> [The exercise] Render everything from the line containing "votes-cell: 41票 (147, 44, 206, 67)" down to the line containing "name-cell: 新垣結衣 (274, 22, 367, 45)", both included, as a JSON list of strings with one string per line and blank lines omitted.

-- Start of Exercise material --

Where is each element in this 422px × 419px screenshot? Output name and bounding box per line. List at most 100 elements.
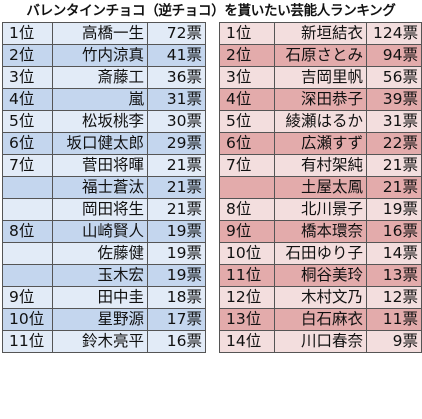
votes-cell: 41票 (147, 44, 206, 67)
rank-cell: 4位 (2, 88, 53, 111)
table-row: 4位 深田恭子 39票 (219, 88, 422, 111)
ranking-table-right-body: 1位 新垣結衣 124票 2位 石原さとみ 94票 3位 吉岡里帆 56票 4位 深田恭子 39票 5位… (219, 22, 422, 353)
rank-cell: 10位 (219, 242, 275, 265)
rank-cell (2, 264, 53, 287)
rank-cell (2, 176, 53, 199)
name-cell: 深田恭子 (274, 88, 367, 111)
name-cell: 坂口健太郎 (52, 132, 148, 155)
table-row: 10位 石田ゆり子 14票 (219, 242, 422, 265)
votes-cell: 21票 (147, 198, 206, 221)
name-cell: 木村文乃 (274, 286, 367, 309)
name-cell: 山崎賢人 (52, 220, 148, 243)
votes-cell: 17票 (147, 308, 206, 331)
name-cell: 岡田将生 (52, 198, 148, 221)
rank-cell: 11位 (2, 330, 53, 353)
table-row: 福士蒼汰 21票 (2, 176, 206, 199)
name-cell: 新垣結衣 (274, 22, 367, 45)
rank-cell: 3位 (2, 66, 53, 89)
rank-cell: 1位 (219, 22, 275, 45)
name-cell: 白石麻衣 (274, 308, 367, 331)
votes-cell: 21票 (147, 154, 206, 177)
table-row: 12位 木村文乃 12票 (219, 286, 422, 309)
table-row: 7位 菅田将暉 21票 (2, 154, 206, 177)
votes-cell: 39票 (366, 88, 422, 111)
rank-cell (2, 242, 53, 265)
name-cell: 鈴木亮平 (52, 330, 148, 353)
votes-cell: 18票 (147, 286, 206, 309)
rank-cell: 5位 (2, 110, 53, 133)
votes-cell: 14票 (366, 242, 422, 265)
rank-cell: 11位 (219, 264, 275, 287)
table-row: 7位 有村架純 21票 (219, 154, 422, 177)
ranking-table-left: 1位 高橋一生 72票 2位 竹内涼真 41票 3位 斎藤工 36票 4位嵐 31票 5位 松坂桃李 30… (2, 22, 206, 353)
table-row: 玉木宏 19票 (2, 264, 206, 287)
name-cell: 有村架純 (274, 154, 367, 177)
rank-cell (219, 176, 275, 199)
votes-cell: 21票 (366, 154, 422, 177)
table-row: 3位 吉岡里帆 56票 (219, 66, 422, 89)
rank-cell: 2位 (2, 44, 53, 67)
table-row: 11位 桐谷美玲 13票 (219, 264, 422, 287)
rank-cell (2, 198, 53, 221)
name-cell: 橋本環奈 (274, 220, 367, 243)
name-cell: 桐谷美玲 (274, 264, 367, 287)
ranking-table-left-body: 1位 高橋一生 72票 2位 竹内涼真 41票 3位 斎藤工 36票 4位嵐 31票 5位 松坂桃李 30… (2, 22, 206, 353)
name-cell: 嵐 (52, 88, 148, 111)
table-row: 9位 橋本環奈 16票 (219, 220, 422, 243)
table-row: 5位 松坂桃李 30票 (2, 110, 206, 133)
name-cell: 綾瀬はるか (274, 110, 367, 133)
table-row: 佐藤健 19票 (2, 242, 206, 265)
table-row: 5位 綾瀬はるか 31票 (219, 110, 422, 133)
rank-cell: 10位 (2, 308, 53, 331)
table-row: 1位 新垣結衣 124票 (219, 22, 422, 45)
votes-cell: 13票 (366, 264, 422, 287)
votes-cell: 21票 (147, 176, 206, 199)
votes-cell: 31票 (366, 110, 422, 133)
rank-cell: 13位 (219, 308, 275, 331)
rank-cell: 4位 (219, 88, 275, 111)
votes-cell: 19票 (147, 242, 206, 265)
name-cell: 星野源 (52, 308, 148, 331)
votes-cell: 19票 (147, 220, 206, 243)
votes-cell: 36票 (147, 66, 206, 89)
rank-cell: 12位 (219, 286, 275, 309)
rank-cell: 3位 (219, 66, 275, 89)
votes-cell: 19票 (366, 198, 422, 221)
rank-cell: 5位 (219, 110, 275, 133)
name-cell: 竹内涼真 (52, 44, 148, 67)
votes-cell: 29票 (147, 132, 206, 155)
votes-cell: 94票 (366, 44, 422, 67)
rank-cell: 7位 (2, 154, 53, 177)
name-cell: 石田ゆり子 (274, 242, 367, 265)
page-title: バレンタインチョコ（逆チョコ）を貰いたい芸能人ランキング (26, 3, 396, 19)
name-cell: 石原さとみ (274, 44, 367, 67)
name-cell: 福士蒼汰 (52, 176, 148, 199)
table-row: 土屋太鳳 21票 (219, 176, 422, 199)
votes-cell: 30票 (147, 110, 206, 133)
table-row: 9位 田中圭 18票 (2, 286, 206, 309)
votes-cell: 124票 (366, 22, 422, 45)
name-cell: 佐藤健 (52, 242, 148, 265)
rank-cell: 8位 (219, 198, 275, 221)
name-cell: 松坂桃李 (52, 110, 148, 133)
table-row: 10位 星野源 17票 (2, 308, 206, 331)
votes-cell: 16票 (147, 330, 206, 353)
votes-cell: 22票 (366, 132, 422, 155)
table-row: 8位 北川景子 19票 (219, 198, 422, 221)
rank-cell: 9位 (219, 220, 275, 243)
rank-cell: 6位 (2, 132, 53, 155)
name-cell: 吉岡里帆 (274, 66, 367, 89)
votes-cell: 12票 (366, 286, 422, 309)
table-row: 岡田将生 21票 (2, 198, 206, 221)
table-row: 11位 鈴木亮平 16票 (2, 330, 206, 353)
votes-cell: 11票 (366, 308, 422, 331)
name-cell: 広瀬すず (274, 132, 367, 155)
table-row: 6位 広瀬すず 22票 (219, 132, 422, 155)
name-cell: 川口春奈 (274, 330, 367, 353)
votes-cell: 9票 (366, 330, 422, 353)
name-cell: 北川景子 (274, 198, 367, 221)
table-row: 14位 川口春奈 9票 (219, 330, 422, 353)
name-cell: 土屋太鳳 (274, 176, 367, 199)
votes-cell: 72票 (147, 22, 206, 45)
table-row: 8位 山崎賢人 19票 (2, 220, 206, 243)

-- End of Exercise material --
-- Start of Exercise material --

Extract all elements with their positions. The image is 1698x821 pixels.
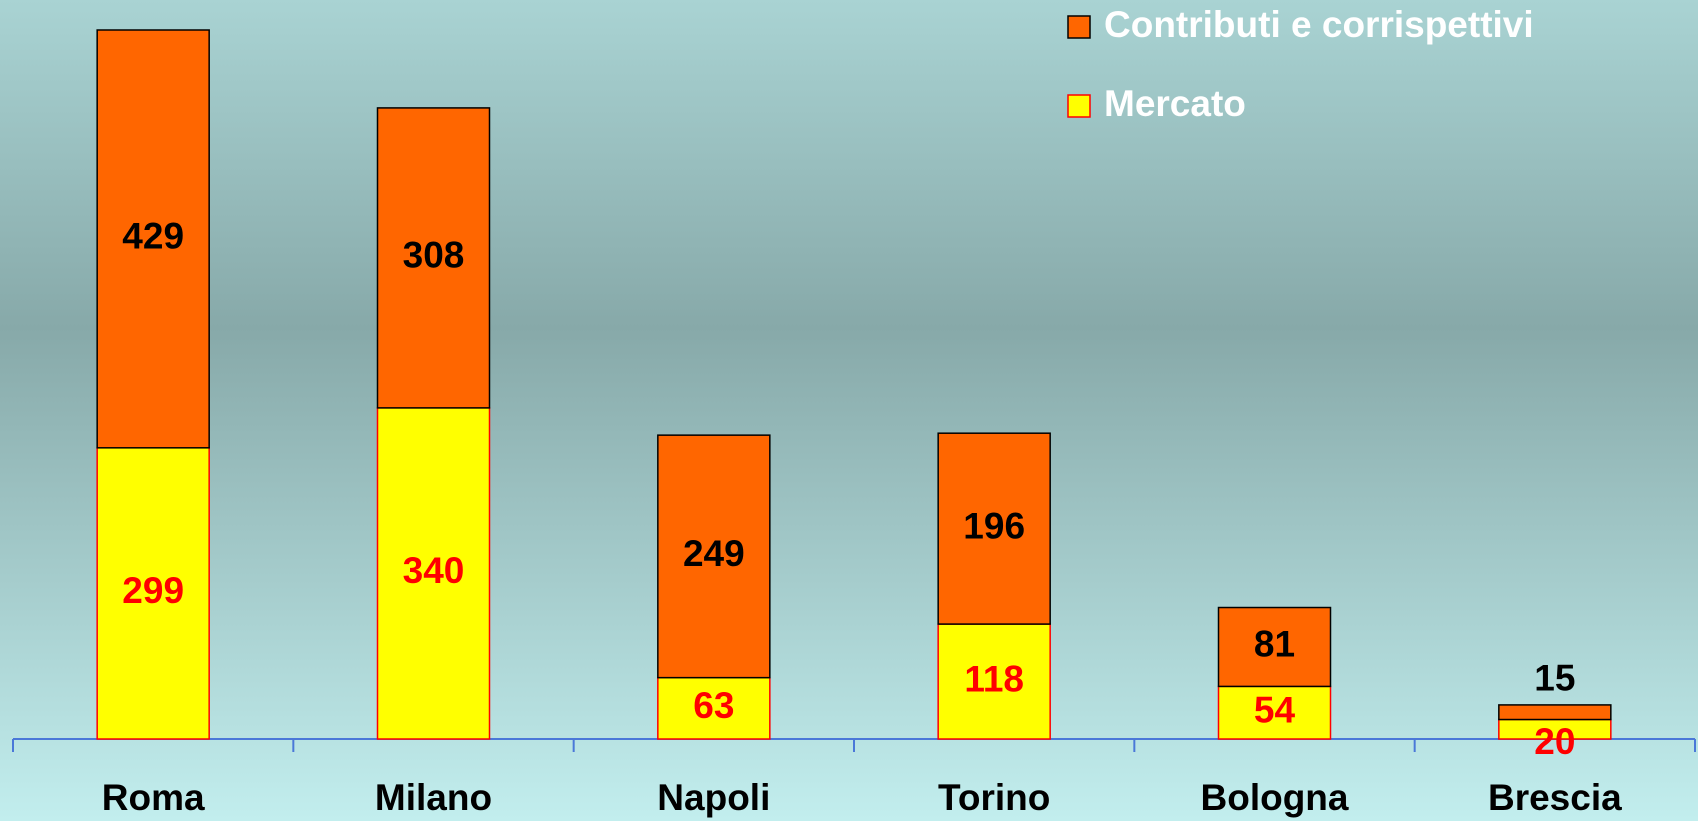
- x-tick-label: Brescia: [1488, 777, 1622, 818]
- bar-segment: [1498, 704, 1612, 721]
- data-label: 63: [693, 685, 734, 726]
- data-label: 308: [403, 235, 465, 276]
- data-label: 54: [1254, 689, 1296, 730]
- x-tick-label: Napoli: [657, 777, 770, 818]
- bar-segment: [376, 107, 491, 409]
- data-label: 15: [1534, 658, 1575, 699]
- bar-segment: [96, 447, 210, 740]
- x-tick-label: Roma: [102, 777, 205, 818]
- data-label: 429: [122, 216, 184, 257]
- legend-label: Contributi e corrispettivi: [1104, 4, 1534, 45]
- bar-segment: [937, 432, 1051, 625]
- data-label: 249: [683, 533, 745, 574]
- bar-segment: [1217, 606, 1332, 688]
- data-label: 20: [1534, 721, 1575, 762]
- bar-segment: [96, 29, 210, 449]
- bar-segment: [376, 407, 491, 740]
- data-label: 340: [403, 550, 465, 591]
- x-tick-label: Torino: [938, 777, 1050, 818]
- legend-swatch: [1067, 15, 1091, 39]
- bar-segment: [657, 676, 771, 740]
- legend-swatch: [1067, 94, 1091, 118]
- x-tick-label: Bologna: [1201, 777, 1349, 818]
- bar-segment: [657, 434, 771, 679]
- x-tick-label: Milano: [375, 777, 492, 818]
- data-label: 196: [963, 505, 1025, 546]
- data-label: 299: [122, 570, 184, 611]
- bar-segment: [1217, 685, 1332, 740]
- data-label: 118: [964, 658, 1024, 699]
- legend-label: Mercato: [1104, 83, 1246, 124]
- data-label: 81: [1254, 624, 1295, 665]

-- End of Exercise material --

> [Result for this task]
[
  "votes-cell: 41票 (147, 44, 206, 67)",
  "rank-cell: 4位 (2, 88, 53, 111)",
  "table-row: 4位 深田恭子 39票 (219, 88, 422, 111)",
  "ranking-table-right-body: 1位 新垣結衣 124票 2位 石原さとみ 94票 3位 吉岡里帆 56票 4位 深田恭子 39票 5位… (219, 22, 422, 353)",
  "rank-cell: 10位 (219, 242, 275, 265)",
  "rank-cell (2, 264, 53, 287)",
  "rank-cell (2, 176, 53, 199)",
  "name-cell: 深田恭子 (274, 88, 367, 111)",
  "name-cell: 坂口健太郎 (52, 132, 148, 155)",
  "table-row: 10位 石田ゆり子 14票 (219, 242, 422, 265)",
  "votes-cell: 21票 (147, 198, 206, 221)",
  "name-cell: 木村文乃 (274, 286, 367, 309)",
  "name-cell: 山崎賢人 (52, 220, 148, 243)",
  "votes-cell: 17票 (147, 308, 206, 331)",
  "name-cell: 岡田将生 (52, 198, 148, 221)",
  "rank-cell: 11位 (2, 330, 53, 353)",
  "table-row: 福士蒼汰 21票 (2, 176, 206, 199)",
  "name-cell: 新垣結衣 (274, 22, 367, 45)"
]